== RECORD SET ==
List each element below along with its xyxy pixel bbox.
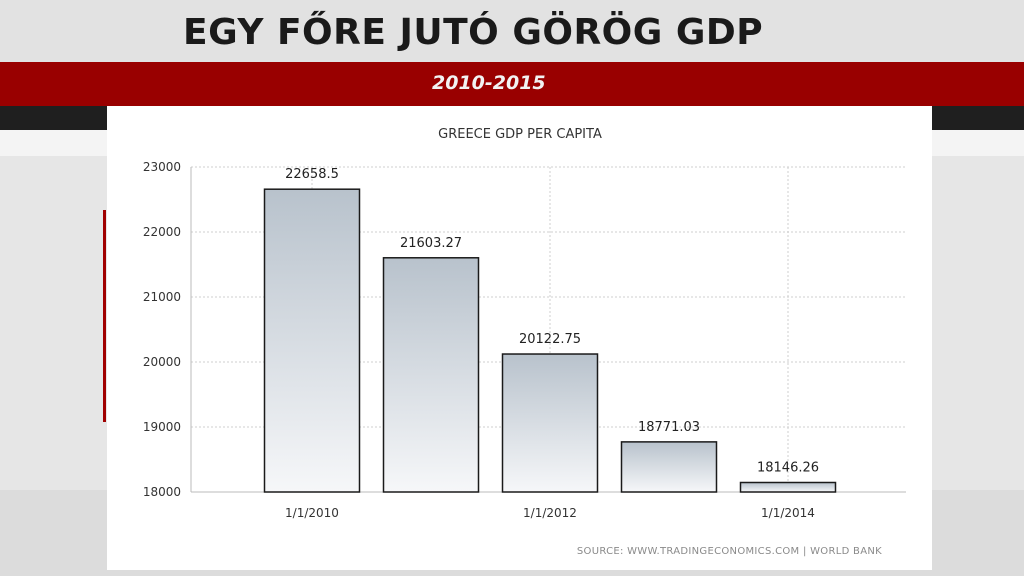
bar-value-label: 18771.03 [638, 420, 700, 435]
bar-value-label: 20122.75 [519, 332, 581, 347]
y-tick-label: 23000 [143, 160, 181, 174]
slide-subtitle: 2010-2015 [432, 72, 546, 94]
x-tick-label: 1/1/2012 [523, 506, 577, 520]
title-band [0, 0, 1024, 62]
bar-2012 [501, 353, 599, 493]
gdp-bar-chart: GREECE GDP PER CAPITA 18000 19000 20000 210… [143, 127, 906, 557]
chart-title: GREECE GDP PER CAPITA [438, 127, 602, 142]
bar-2010 [263, 188, 361, 493]
bar-2013 [620, 441, 718, 493]
x-tick-label: 1/1/2010 [285, 506, 339, 520]
bar-value-label: 22658.5 [285, 167, 339, 182]
slide-title: EGY FŐRE JUTÓ GÖRÖG GDP [183, 12, 764, 53]
subtitle-band [0, 62, 1024, 106]
y-tick-label: 18000 [143, 485, 181, 499]
source-note: SOURCE: WWW.TRADINGECONOMICS.COM | WORLD… [577, 546, 882, 557]
chart-panel: GREECE GDP PER CAPITA 18000 19000 20000 210… [107, 106, 932, 570]
y-tick-label: 19000 [143, 420, 181, 434]
y-tick-label: 20000 [143, 355, 181, 369]
bar-2011 [382, 257, 480, 493]
y-tick-label: 21000 [143, 290, 181, 304]
bar-value-label: 18146.26 [757, 460, 819, 475]
red-accent-line [103, 210, 106, 422]
bar-value-label: 21603.27 [400, 236, 462, 251]
bar-2014 [739, 481, 837, 493]
y-tick-label: 22000 [143, 225, 181, 239]
x-tick-label: 1/1/2014 [761, 506, 815, 520]
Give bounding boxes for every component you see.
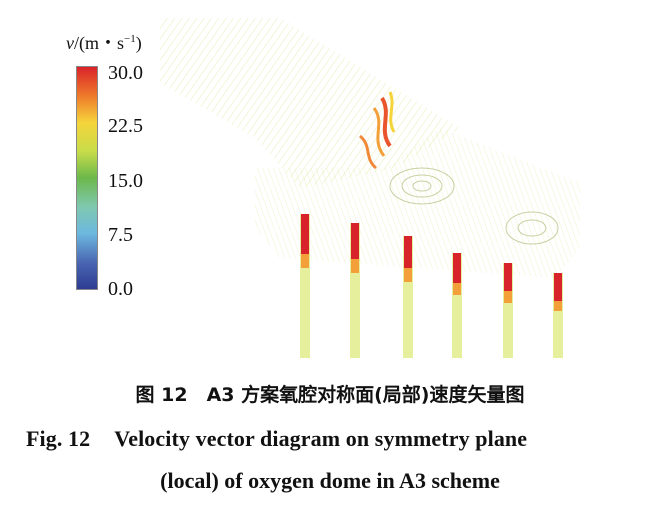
recirculation-vortex — [389, 167, 559, 245]
colorbar-title-close: ) — [135, 33, 142, 53]
dome-cavity — [255, 128, 580, 278]
inlet-duct — [160, 18, 460, 188]
colorbar-title-units: /(m・s — [74, 33, 125, 53]
figure-caption-english-line1: Fig. 12 Velocity vector diagram on symmet… — [26, 428, 527, 450]
velocity-vector-field — [160, 18, 580, 358]
injector-tube — [300, 214, 310, 358]
figure-caption-english-text: Velocity vector diagram on symmetry plan… — [114, 426, 528, 451]
colorbar-tick-15: 15.0 — [108, 170, 143, 192]
colorbar-tick-7-5: 7.5 — [108, 224, 133, 246]
injector-tube — [350, 223, 360, 358]
colorbar-tick-30: 30.0 — [108, 62, 143, 84]
injector-tube — [403, 236, 413, 358]
colorbar-tick-22-5: 22.5 — [108, 115, 143, 137]
injector-tube — [452, 253, 462, 358]
figure-number: Fig. 12 — [26, 426, 91, 451]
injector-tube — [553, 273, 563, 358]
figure-caption-chinese: 图 12 A3 方案氧腔对称面(局部)速度矢量图 — [135, 384, 525, 406]
colorbar — [76, 66, 98, 290]
figure-caption-english-line2: (local) of oxygen dome in A3 scheme — [160, 468, 500, 493]
colorbar-title: v/(m・s−1) — [66, 33, 142, 53]
injector-tube — [503, 263, 513, 358]
injector-tubes — [300, 214, 563, 358]
colorbar-title-exponent: −1 — [124, 33, 136, 45]
colorbar-tick-0: 0.0 — [108, 278, 133, 300]
colorbar-title-variable: v — [66, 33, 74, 53]
swirl-vanes — [358, 91, 396, 170]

== EXERCISE ==
Copy out all the lines above word for word, leaving out the picture lines.

== WRITTEN SOLUTION ==
List each element below along with its xyxy pixel bbox.
bar-value-label: 18771.03 [638, 420, 700, 435]
bar-value-label: 20122.75 [519, 332, 581, 347]
y-tick-label: 23000 [143, 160, 181, 174]
slide-subtitle: 2010-2015 [432, 72, 546, 94]
x-tick-label: 1/1/2012 [523, 506, 577, 520]
title-band [0, 0, 1024, 62]
bar-2012 [501, 353, 599, 493]
gdp-bar-chart: GREECE GDP PER CAPITA 18000 19000 20000 210… [143, 127, 906, 557]
chart-title: GREECE GDP PER CAPITA [438, 127, 602, 142]
bar-2010 [263, 188, 361, 493]
bar-2013 [620, 441, 718, 493]
x-tick-label: 1/1/2010 [285, 506, 339, 520]
bar-value-label: 22658.5 [285, 167, 339, 182]
slide-title: EGY FŐRE JUTÓ GÖRÖG GDP [183, 12, 764, 53]
subtitle-band [0, 62, 1024, 106]
y-tick-label: 18000 [143, 485, 181, 499]
source-note: SOURCE: WWW.TRADINGECONOMICS.COM | WORLD… [577, 546, 882, 557]
chart-panel: GREECE GDP PER CAPITA 18000 19000 20000 210… [107, 106, 932, 570]
y-tick-label: 19000 [143, 420, 181, 434]
y-tick-label: 20000 [143, 355, 181, 369]
bar-2011 [382, 257, 480, 493]
y-tick-label: 21000 [143, 290, 181, 304]
bar-value-label: 18146.26 [757, 460, 819, 475]
red-accent-line [103, 210, 106, 422]
bar-value-label: 21603.27 [400, 236, 462, 251]
bar-2014 [739, 481, 837, 493]
y-tick-label: 22000 [143, 225, 181, 239]
x-tick-label: 1/1/2014 [761, 506, 815, 520]
Give bounding boxes for every component you see.
recirculation-vortex — [389, 167, 559, 245]
colorbar-title-close: ) — [135, 33, 142, 53]
dome-cavity — [255, 128, 580, 278]
inlet-duct — [160, 18, 460, 188]
colorbar-title-units: /(m・s — [74, 33, 125, 53]
figure-caption-english-line1: Fig. 12 Velocity vector diagram on symmet… — [26, 428, 527, 450]
velocity-vector-field — [160, 18, 580, 358]
injector-tube — [300, 214, 310, 358]
figure-caption-english-text: Velocity vector diagram on symmetry plan… — [114, 426, 528, 451]
colorbar-tick-15: 15.0 — [108, 170, 143, 192]
colorbar-tick-7-5: 7.5 — [108, 224, 133, 246]
injector-tube — [350, 223, 360, 358]
colorbar-tick-30: 30.0 — [108, 62, 143, 84]
injector-tube — [403, 236, 413, 358]
colorbar-tick-22-5: 22.5 — [108, 115, 143, 137]
injector-tube — [452, 253, 462, 358]
figure-number: Fig. 12 — [26, 426, 91, 451]
injector-tube — [553, 273, 563, 358]
figure-caption-chinese: 图 12 A3 方案氧腔对称面(局部)速度矢量图 — [135, 384, 525, 406]
colorbar — [76, 66, 98, 290]
figure-caption-english-line2: (local) of oxygen dome in A3 scheme — [160, 468, 500, 493]
colorbar-title: v/(m・s−1) — [66, 33, 142, 53]
injector-tube — [503, 263, 513, 358]
injector-tubes — [300, 214, 563, 358]
colorbar-title-exponent: −1 — [124, 33, 136, 45]
colorbar-tick-0: 0.0 — [108, 278, 133, 300]
colorbar-title-variable: v — [66, 33, 74, 53]
swirl-vanes — [358, 91, 396, 170]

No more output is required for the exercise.